# Goal of the exercise:
Report how many lines hold the word "only"; answer with the number alone.

<<<<

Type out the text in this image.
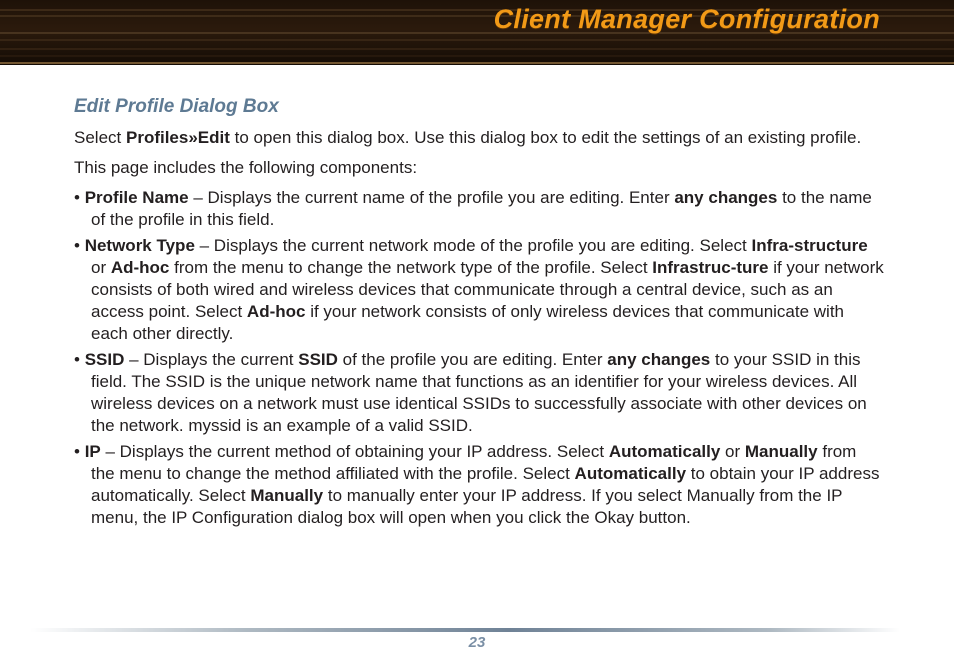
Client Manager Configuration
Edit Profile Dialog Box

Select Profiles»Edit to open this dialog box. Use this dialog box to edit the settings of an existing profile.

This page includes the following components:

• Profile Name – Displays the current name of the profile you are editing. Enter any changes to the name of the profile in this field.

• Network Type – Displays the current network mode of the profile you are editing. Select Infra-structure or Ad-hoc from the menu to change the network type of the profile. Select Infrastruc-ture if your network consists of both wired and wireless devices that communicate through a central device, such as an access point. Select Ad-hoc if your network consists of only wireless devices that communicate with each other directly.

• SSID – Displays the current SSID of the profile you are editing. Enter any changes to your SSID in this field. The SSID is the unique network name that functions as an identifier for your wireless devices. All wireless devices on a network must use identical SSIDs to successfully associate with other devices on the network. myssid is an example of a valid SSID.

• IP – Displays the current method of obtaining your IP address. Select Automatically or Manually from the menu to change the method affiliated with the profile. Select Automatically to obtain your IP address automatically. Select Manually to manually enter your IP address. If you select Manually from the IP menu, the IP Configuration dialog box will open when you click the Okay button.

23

>>>>
<<<<

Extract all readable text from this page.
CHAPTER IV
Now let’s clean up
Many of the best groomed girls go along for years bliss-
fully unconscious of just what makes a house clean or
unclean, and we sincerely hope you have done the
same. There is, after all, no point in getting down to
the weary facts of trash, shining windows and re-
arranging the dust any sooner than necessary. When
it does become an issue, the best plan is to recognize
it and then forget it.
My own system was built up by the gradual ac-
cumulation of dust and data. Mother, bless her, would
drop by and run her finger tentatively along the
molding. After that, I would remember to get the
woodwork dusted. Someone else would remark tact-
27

>>>>
<<<<

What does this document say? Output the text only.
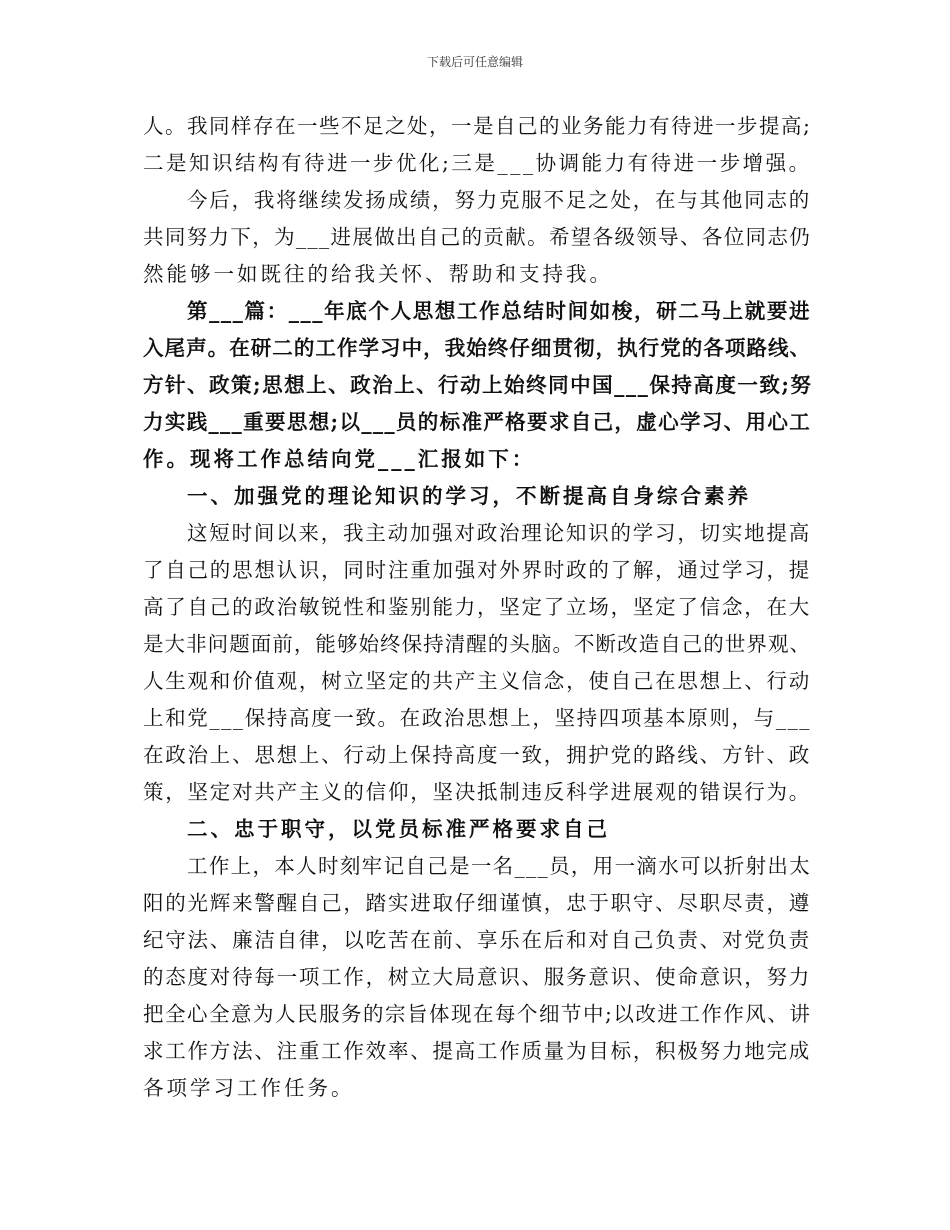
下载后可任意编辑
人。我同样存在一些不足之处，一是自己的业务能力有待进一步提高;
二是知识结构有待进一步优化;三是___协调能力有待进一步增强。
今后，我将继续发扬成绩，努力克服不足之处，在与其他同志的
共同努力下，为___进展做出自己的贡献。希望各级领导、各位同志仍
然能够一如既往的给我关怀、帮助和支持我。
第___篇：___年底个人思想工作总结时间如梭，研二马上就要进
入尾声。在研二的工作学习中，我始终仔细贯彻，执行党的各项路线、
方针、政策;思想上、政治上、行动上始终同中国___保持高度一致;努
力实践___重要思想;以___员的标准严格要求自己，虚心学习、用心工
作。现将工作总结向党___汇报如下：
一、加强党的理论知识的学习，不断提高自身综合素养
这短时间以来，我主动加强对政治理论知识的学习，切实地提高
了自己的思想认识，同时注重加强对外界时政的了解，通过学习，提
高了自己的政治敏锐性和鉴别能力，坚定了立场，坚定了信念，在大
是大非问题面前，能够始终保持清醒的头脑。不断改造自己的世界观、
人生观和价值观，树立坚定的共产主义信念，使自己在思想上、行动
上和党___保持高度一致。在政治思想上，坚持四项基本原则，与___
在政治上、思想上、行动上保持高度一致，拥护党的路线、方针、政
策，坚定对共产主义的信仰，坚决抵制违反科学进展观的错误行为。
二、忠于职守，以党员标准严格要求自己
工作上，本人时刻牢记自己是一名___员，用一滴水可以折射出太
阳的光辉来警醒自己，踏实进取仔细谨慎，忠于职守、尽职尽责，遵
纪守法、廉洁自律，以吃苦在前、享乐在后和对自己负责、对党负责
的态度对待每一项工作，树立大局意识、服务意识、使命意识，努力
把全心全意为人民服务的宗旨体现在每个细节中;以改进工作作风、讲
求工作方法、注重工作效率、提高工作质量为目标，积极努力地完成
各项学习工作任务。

>>>>

# The answer:
2